-- WORK INSTRUCTIONS --
The records should be written out in full, with nothing altered.

-- RECORDED DATA --

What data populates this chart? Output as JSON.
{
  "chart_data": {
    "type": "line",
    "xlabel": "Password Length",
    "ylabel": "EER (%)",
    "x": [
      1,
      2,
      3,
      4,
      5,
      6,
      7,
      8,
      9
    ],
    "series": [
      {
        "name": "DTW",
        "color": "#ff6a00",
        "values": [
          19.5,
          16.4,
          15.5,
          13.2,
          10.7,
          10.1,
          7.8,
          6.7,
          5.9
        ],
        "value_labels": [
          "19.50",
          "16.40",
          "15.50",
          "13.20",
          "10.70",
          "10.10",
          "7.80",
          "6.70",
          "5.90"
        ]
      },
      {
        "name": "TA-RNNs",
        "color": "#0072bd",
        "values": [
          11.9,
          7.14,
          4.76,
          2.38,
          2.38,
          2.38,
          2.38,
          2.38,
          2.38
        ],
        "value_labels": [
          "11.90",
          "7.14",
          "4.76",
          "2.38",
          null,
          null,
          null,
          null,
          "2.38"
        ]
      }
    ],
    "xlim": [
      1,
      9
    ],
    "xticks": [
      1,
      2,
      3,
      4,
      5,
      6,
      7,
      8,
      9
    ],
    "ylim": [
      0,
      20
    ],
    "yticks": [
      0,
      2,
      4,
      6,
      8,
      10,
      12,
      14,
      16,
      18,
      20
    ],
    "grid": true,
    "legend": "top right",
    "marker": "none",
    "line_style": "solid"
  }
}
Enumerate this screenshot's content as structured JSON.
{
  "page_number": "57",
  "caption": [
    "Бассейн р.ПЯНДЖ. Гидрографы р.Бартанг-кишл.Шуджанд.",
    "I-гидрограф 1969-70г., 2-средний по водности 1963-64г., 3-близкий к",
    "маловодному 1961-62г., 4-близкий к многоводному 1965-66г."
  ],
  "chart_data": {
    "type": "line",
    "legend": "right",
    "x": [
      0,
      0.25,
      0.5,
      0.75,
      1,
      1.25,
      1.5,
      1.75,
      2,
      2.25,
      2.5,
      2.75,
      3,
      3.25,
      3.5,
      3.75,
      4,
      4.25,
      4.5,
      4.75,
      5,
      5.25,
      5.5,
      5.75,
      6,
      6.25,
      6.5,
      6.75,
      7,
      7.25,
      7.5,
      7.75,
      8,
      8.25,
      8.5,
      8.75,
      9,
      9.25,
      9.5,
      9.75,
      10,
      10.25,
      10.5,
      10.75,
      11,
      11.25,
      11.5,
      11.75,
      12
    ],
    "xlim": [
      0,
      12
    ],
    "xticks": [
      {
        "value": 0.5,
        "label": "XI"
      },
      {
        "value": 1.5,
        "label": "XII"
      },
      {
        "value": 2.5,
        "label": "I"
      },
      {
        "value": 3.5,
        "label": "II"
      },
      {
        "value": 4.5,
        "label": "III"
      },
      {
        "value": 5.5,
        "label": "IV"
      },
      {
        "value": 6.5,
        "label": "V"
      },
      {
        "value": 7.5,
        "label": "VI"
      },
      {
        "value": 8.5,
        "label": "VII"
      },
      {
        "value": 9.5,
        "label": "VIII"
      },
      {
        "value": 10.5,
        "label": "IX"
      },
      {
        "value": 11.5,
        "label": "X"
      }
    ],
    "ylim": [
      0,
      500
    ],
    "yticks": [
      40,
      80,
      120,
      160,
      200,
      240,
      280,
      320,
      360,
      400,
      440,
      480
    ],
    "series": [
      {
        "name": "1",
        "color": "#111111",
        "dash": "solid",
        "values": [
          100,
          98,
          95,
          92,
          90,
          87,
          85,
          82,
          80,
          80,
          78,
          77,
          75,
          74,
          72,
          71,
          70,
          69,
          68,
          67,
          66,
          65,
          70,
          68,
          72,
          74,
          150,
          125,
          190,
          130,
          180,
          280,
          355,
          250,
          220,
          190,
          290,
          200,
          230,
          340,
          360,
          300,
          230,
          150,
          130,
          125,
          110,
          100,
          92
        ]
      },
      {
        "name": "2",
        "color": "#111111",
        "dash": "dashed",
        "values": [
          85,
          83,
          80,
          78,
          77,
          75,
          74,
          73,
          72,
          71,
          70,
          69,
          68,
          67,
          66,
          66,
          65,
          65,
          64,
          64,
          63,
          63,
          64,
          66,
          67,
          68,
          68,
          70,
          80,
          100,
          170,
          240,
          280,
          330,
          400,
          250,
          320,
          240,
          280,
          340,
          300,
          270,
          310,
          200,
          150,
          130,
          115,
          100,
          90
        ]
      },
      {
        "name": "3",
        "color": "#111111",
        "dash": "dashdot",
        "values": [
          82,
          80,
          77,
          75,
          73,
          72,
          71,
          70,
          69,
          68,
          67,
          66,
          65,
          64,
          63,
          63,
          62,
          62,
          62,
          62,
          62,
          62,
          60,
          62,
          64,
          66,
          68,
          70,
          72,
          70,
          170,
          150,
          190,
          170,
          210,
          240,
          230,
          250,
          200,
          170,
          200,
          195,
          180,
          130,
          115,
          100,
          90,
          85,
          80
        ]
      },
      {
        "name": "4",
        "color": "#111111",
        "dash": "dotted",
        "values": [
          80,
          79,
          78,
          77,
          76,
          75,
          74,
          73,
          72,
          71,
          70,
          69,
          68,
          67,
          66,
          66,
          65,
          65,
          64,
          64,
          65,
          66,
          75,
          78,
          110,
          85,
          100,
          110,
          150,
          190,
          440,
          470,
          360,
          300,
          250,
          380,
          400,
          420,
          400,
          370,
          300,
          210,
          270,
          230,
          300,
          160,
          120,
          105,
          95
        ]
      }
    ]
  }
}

-- TASK SOLUTION --
What data populates this chart? Output as JSON.
{
  "chart_data": {
    "type": "line",
    "xlabel": "Password Length",
    "ylabel": "EER (%)",
    "x": [
      1,
      2,
      3,
      4,
      5,
      6,
      7,
      8,
      9
    ],
    "series": [
      {
        "name": "DTW",
        "color": "#ff6a00",
        "values": [
          19.5,
          16.4,
          15.5,
          13.2,
          10.7,
          10.1,
          7.8,
          6.7,
          5.9
        ],
        "value_labels": [
          "19.50",
          "16.40",
          "15.50",
          "13.20",
          "10.70",
          "10.10",
          "7.80",
          "6.70",
          "5.90"
        ]
      },
      {
        "name": "TA-RNNs",
        "color": "#0072bd",
        "values": [
          11.9,
          7.14,
          4.76,
          2.38,
          2.38,
          2.38,
          2.38,
          2.38,
          2.38
        ],
        "value_labels": [
          "11.90",
          "7.14",
          "4.76",
          "2.38",
          null,
          null,
          null,
          null,
          "2.38"
        ]
      }
    ],
    "xlim": [
      1,
      9
    ],
    "xticks": [
      1,
      2,
      3,
      4,
      5,
      6,
      7,
      8,
      9
    ],
    "ylim": [
      0,
      20
    ],
    "yticks": [
      0,
      2,
      4,
      6,
      8,
      10,
      12,
      14,
      16,
      18,
      20
    ],
    "grid": true,
    "legend": "top right",
    "marker": "none",
    "line_style": "solid"
  }
}
Enumerate this screenshot's content as structured JSON.
{
  "page_number": "57",
  "caption": [
    "Бассейн р.ПЯНДЖ. Гидрографы р.Бартанг-кишл.Шуджанд.",
    "I-гидрограф 1969-70г., 2-средний по водности 1963-64г., 3-близкий к",
    "маловодному 1961-62г., 4-близкий к многоводному 1965-66г."
  ],
  "chart_data": {
    "type": "line",
    "legend": "right",
    "x": [
      0,
      0.25,
      0.5,
      0.75,
      1,
      1.25,
      1.5,
      1.75,
      2,
      2.25,
      2.5,
      2.75,
      3,
      3.25,
      3.5,
      3.75,
      4,
      4.25,
      4.5,
      4.75,
      5,
      5.25,
      5.5,
      5.75,
      6,
      6.25,
      6.5,
      6.75,
      7,
      7.25,
      7.5,
      7.75,
      8,
      8.25,
      8.5,
      8.75,
      9,
      9.25,
      9.5,
      9.75,
      10,
      10.25,
      10.5,
      10.75,
      11,
      11.25,
      11.5,
      11.75,
      12
    ],
    "xlim": [
      0,
      12
    ],
    "xticks": [
      {
        "value": 0.5,
        "label": "XI"
      },
      {
        "value": 1.5,
        "label": "XII"
      },
      {
        "value": 2.5,
        "label": "I"
      },
      {
        "value": 3.5,
        "label": "II"
      },
      {
        "value": 4.5,
        "label": "III"
      },
      {
        "value": 5.5,
        "label": "IV"
      },
      {
        "value": 6.5,
        "label": "V"
      },
      {
        "value": 7.5,
        "label": "VI"
      },
      {
        "value": 8.5,
        "label": "VII"
      },
      {
        "value": 9.5,
        "label": "VIII"
      },
      {
        "value": 10.5,
        "label": "IX"
      },
      {
        "value": 11.5,
        "label": "X"
      }
    ],
    "ylim": [
      0,
      500
    ],
    "yticks": [
      40,
      80,
      120,
      160,
      200,
      240,
      280,
      320,
      360,
      400,
      440,
      480
    ],
    "series": [
      {
        "name": "1",
        "color": "#111111",
        "dash": "solid",
        "values": [
          100,
          98,
          95,
          92,
          90,
          87,
          85,
          82,
          80,
          80,
          78,
          77,
          75,
          74,
          72,
          71,
          70,
          69,
          68,
          67,
          66,
          65,
          70,
          68,
          72,
          74,
          150,
          125,
          190,
          130,
          180,
          280,
          355,
          250,
          220,
          190,
          290,
          200,
          230,
          340,
          360,
          300,
          230,
          150,
          130,
          125,
          110,
          100,
          92
        ]
      },
      {
        "name": "2",
        "color": "#111111",
        "dash": "dashed",
        "values": [
          85,
          83,
          80,
          78,
          77,
          75,
          74,
          73,
          72,
          71,
          70,
          69,
          68,
          67,
          66,
          66,
          65,
          65,
          64,
          64,
          63,
          63,
          64,
          66,
          67,
          68,
          68,
          70,
          80,
          100,
          170,
          240,
          280,
          330,
          400,
          250,
          320,
          240,
          280,
          340,
          300,
          270,
          310,
          200,
          150,
          130,
          115,
          100,
          90
        ]
      },
      {
        "name": "3",
        "color": "#111111",
        "dash": "dashdot",
        "values": [
          82,
          80,
          77,
          75,
          73,
          72,
          71,
          70,
          69,
          68,
          67,
          66,
          65,
          64,
          63,
          63,
          62,
          62,
          62,
          62,
          62,
          62,
          60,
          62,
          64,
          66,
          68,
          70,
          72,
          70,
          170,
          150,
          190,
          170,
          210,
          240,
          230,
          250,
          200,
          170,
          200,
          195,
          180,
          130,
          115,
          100,
          90,
          85,
          80
        ]
      },
      {
        "name": "4",
        "color": "#111111",
        "dash": "dotted",
        "values": [
          80,
          79,
          78,
          77,
          76,
          75,
          74,
          73,
          72,
          71,
          70,
          69,
          68,
          67,
          66,
          66,
          65,
          65,
          64,
          64,
          65,
          66,
          75,
          78,
          110,
          85,
          100,
          110,
          150,
          190,
          440,
          470,
          360,
          300,
          250,
          380,
          400,
          420,
          400,
          370,
          300,
          210,
          270,
          230,
          300,
          160,
          120,
          105,
          95
        ]
      }
    ]
  }
}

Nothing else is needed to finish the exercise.